## Given text
----
Saturday, July 13, 2013

Booth Tarkington, ALICE ADAMS

Rather than creating a new post, I'll just update the pre-meeting one:

Booth Tarkington is a favorite of mine. He really seems to have fallen out of currency, so I’m always happy to introduce him to new readers. He was a popular and prolific author in the first half of the 20th century, winning the Pulitzer twice, for THE MAGNIFICENT AMBERSONS and ALICE ADAMS. His PENROD books, about a pre-WWI boyhood, used to be standard children’s literature (although their language and style, not to mention unreconstructed racial attitudes, make them adults-only fare today).

I’m fascinated by people’s reaction to Alice Adams herself – people leap to attack or defend her as a person, rather than a character in a book. Always fun at a roundtable!

Tarkington is a very cinematic writer – although he didn’t write directly for the screen, and isn’t averse to entering characters’ minds, he does tend to give you the story in actions and images, e.g. Alice’s violets. He may well be best known today as the author of the source novel for Orson Welles’s mutilated masterpiece THE MAGNIFICENT AMBERSONS. The 1935 film adaptation of ALICE ADAMS is very interesting (aside from perfect casting of Katherine Hepburn and a great Hattie McDaniel cameo) because it follows the book faithfully up to the very end, then slaps on a Hollywood ending (as opposed to the much more interesting and cinematic ending of the book) at the last minute. Perhaps a screening is in order?
----
## Recorded data

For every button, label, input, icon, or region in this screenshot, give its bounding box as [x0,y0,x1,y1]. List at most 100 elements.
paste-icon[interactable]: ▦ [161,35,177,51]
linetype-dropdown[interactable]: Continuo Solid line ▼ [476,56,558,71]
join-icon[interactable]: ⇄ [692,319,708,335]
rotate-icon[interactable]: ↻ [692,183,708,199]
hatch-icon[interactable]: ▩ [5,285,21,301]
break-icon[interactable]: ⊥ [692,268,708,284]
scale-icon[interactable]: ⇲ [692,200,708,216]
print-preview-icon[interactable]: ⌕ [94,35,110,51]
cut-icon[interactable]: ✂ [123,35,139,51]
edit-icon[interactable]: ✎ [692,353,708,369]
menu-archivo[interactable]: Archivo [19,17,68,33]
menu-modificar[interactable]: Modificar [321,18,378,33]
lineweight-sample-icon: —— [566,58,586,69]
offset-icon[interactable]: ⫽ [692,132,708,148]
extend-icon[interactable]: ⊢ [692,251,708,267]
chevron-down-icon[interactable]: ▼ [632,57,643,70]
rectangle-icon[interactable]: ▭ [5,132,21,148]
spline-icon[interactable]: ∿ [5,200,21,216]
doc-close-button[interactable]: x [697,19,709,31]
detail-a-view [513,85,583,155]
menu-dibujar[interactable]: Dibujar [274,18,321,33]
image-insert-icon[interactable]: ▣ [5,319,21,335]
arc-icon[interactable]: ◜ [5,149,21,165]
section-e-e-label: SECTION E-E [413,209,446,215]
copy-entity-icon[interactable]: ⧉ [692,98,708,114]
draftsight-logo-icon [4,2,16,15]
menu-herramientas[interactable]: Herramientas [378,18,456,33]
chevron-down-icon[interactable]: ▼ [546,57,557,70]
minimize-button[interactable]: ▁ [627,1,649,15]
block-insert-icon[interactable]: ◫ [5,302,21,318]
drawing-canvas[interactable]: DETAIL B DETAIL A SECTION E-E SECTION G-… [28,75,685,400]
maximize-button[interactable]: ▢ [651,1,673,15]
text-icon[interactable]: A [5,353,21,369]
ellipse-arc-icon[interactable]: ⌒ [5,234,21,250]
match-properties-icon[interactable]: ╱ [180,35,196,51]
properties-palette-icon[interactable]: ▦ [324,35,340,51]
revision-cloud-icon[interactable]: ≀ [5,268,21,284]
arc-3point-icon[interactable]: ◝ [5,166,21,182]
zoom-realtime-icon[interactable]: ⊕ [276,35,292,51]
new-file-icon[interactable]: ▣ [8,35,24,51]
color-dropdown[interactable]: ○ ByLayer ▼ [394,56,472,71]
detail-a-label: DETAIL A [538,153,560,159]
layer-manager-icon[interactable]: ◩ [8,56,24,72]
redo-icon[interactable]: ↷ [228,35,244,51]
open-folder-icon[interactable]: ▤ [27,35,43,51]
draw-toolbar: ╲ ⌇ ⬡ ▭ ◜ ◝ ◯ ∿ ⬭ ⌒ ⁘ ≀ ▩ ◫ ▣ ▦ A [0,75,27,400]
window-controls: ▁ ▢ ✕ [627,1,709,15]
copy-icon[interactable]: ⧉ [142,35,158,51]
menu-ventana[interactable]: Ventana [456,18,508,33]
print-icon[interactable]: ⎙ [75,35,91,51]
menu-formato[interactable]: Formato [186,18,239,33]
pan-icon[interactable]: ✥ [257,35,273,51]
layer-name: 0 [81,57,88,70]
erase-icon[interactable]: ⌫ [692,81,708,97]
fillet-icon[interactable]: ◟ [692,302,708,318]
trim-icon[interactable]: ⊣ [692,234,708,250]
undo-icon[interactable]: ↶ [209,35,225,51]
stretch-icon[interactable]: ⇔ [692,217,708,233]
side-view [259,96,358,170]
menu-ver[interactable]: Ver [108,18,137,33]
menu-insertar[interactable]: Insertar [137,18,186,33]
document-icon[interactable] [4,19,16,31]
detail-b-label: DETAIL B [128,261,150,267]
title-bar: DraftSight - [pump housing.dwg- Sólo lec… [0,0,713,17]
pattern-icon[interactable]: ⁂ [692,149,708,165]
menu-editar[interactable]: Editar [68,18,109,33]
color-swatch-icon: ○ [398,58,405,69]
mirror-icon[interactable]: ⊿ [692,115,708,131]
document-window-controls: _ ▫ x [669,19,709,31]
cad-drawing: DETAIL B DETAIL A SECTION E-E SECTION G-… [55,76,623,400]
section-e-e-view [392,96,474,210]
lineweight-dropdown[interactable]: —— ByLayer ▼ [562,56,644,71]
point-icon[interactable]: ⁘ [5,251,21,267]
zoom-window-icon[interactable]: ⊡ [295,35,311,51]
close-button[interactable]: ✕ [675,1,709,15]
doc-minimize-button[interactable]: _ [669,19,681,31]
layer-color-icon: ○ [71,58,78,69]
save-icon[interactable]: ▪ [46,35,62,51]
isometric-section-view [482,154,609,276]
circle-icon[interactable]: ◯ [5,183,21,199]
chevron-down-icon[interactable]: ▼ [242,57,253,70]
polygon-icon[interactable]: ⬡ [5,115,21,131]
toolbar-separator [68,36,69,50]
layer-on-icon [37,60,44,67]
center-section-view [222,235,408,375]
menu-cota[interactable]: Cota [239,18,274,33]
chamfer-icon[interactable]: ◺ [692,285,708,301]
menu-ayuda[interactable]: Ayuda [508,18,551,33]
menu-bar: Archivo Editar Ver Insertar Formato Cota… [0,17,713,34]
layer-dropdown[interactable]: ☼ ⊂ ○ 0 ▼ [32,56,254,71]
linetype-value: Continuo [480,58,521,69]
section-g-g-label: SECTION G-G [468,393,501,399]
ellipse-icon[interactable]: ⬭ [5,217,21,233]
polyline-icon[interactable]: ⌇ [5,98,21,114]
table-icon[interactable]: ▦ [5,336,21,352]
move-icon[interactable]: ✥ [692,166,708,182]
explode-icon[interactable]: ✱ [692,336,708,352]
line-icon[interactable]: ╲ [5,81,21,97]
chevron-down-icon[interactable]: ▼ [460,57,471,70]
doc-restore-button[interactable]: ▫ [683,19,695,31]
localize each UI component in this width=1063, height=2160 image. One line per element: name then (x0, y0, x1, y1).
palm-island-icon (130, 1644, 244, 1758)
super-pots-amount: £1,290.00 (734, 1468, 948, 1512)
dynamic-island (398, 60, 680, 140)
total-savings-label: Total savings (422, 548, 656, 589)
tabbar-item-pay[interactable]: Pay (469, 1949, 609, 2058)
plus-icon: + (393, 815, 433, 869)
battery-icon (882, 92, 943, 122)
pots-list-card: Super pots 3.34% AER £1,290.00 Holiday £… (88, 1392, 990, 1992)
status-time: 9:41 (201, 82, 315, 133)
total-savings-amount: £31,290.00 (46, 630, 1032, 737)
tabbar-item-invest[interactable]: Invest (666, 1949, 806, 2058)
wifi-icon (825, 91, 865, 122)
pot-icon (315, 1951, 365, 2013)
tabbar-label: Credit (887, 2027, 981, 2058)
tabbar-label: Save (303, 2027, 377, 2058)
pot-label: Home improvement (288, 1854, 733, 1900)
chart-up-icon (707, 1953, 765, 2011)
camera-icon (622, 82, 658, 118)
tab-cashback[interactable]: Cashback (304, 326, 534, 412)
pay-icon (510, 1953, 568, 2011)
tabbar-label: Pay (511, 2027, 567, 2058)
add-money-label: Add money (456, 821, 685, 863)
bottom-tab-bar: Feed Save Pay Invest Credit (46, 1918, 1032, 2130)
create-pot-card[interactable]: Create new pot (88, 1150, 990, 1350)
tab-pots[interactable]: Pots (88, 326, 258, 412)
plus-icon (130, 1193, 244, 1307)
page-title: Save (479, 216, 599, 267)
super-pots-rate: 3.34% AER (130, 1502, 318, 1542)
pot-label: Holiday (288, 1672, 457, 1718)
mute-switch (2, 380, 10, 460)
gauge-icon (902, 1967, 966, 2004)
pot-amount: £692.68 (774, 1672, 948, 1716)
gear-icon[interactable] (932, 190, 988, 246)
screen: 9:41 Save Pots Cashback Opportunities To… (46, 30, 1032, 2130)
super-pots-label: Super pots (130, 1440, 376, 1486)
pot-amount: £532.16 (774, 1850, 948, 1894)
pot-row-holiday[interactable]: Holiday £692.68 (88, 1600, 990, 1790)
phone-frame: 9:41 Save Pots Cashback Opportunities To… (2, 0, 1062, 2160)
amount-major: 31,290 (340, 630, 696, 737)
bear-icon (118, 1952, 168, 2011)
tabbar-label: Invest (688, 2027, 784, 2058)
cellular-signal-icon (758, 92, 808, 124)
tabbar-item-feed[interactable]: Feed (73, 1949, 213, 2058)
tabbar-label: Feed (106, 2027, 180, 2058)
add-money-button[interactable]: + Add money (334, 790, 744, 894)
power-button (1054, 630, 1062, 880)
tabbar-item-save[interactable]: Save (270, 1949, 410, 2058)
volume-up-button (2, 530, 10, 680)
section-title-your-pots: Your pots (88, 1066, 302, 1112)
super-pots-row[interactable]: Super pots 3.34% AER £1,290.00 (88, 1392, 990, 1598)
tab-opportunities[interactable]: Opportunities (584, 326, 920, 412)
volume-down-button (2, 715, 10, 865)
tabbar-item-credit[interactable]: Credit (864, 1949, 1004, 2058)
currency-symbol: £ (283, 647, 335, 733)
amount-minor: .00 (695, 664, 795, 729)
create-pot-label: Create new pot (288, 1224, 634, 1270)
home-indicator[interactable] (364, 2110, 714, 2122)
----
## Problem statement
Resume the blog post about Booth Tarkington and ALICE ADAMS, picking up right after its last sentence. The material is not needed for what comes next.

## Answer to this task
Tarkington is great on environments – especially in AMBERSONS, but also here, he shows/tells how a city changes over the years, how neighborhoods come down in the world building by building, how the city spreads into the surrounding country. (Movies again: I’d be fascinated to see how this could be done with today’s CGI.) He’s also a regionalist – while the term wasn’t invented then, it’s nice to have a story set in “flyover country.”

Isn’t it amazing to think that ALICE ADAMS and THE GREAT GATSBY were written and set so few years apart? They’re both about strivers reinventing themselves, but what a difference!

Poor Alice Adams didn’t get much love from those assembled – nor did ALICE ADAMS. (I’ve started reading HALF OF A YELLOW SUN, and I admit the contrast was jarring.) Michel made an interesting comparison to Austen, what with the fluttering mother and the push to advantageous matrimony, while pointing out the very American “money is family” motif. Phoebe went on at length about the weird jester/truthteller/Greek chorus role played by “colored” [very much sic] characters in Tarkington’s works.

Esprit d’escalier (also known as “she who writes the minutes gets the last word”) here, my apologies:  there was fairly heated argument over Alice’s refusal to acknowledge that she did NOT have a place in the world she wanted to belong to, together with thundering condemnation of her way of embroidering the truth. I’m reminded of the reaction to Renée in LA CUREE – there seems to be an expectation that the protagonist obtain, absolutely ex nihilo, standards and resources belonging to our world rather than hers. All responsibility is placed on her shoulders, with no thought given to the shaping force of environment. Don’t forget that Alice Adams is 22 – effectively 18, since she hasn’t gone to college and has pretty much been in suspended animation since she left high school. (Department of “How far have we come, really?”: Has anyone seen FRANCES HA, whose protagonist is 27 and lives in NYC in the 21st century?) To the Comments for ripostes!

Dépit d’escalier, no apologies: Are you nuts? Frank Dowling is horrible.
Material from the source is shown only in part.